▶ AIM
Identify the lines that contain the word "What", then copy them.

* * * * *

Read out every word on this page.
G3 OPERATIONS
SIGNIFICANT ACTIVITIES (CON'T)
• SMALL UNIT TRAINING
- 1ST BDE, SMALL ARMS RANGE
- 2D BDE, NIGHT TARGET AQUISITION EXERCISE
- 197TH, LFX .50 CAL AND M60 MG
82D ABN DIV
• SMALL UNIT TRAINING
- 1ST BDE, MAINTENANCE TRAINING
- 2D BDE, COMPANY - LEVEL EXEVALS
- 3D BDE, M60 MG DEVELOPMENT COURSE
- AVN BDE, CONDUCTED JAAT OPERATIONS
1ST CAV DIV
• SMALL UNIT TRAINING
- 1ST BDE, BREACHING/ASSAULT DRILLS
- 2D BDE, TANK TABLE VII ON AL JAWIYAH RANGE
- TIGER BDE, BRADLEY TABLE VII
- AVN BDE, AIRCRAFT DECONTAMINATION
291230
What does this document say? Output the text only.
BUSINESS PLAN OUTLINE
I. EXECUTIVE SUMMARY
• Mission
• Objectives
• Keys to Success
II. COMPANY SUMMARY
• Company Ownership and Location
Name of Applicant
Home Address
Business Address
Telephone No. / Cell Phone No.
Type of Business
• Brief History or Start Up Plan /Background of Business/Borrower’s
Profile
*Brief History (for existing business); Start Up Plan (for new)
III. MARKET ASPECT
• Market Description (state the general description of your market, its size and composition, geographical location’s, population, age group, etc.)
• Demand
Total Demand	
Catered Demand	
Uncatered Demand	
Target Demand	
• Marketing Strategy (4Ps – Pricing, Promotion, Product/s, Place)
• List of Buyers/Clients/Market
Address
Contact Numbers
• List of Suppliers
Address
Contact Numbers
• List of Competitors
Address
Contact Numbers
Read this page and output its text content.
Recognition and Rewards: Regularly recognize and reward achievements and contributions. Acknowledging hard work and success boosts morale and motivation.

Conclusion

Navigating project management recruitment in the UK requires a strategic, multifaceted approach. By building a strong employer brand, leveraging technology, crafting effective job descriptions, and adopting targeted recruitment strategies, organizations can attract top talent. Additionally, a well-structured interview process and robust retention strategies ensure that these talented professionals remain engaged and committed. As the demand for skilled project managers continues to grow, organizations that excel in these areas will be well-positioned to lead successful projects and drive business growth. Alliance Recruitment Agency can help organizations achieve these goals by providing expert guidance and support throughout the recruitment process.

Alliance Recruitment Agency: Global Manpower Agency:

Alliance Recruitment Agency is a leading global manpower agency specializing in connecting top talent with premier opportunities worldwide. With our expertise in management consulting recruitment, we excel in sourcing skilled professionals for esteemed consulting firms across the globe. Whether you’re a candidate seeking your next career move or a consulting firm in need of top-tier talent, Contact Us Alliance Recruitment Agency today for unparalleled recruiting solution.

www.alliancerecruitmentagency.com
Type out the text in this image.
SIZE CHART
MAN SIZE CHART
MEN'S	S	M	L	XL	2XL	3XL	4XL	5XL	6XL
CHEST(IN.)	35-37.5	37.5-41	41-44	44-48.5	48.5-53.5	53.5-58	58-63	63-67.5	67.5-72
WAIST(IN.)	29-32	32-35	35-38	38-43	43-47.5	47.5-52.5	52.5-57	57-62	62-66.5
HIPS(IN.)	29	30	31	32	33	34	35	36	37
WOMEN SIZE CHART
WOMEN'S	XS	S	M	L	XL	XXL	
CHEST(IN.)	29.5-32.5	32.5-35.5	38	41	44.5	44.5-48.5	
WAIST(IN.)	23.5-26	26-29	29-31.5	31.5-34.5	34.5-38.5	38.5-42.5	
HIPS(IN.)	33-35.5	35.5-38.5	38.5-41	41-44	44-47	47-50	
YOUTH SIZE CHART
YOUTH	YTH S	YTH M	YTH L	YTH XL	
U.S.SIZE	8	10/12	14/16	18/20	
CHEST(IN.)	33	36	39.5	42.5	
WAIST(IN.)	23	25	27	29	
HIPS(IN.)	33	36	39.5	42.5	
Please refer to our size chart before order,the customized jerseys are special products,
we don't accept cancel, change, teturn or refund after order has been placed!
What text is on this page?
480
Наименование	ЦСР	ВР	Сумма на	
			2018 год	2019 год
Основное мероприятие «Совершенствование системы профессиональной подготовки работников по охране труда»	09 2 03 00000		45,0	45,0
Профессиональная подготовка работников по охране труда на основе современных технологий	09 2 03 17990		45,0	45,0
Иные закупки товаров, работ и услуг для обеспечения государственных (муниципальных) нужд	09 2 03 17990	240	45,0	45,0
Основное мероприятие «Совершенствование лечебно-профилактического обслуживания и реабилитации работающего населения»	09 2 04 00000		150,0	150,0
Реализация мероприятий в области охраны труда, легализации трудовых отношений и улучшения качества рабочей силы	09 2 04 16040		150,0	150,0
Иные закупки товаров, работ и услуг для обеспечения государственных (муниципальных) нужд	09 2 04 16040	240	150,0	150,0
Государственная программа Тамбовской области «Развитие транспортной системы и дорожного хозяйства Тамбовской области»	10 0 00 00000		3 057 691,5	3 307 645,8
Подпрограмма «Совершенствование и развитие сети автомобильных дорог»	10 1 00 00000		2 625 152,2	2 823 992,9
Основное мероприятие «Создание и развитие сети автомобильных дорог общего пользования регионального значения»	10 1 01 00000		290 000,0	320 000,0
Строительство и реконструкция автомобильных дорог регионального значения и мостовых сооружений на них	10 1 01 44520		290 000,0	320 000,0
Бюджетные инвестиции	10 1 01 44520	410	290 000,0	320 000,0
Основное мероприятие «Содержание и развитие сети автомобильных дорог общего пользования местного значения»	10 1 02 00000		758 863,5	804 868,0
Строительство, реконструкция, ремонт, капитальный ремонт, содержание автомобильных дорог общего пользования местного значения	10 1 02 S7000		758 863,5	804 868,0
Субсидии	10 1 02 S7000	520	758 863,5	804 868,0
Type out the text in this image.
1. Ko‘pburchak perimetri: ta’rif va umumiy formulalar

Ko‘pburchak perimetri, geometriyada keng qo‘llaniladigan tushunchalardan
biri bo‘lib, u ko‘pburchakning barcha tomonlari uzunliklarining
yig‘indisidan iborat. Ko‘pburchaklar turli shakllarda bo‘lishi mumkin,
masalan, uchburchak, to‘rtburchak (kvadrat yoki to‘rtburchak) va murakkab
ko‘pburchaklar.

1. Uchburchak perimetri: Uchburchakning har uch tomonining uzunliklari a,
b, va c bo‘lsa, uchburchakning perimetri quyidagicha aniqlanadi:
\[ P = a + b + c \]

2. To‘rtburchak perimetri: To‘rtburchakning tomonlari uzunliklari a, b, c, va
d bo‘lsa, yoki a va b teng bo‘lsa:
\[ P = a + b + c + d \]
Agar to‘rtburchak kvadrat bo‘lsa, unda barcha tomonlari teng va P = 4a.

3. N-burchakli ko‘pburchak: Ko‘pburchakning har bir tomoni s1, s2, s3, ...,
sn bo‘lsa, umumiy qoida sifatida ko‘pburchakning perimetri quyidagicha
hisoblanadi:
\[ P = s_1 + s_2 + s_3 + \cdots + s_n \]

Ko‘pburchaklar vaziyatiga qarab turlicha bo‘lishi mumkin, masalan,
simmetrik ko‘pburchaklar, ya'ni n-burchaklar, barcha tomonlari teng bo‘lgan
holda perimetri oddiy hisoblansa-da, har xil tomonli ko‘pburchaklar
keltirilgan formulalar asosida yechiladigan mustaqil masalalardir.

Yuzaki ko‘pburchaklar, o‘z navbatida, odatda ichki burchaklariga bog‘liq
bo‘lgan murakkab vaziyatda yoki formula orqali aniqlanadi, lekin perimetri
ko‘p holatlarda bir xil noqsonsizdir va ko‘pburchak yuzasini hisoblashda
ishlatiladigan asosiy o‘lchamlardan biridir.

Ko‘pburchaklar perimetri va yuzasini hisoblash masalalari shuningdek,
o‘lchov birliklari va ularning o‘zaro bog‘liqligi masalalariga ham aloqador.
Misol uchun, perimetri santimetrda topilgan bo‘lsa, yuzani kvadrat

* * * * *

▶ WRITTEN RESPONSE
What does this document say? Output the text only.
What text is on this page?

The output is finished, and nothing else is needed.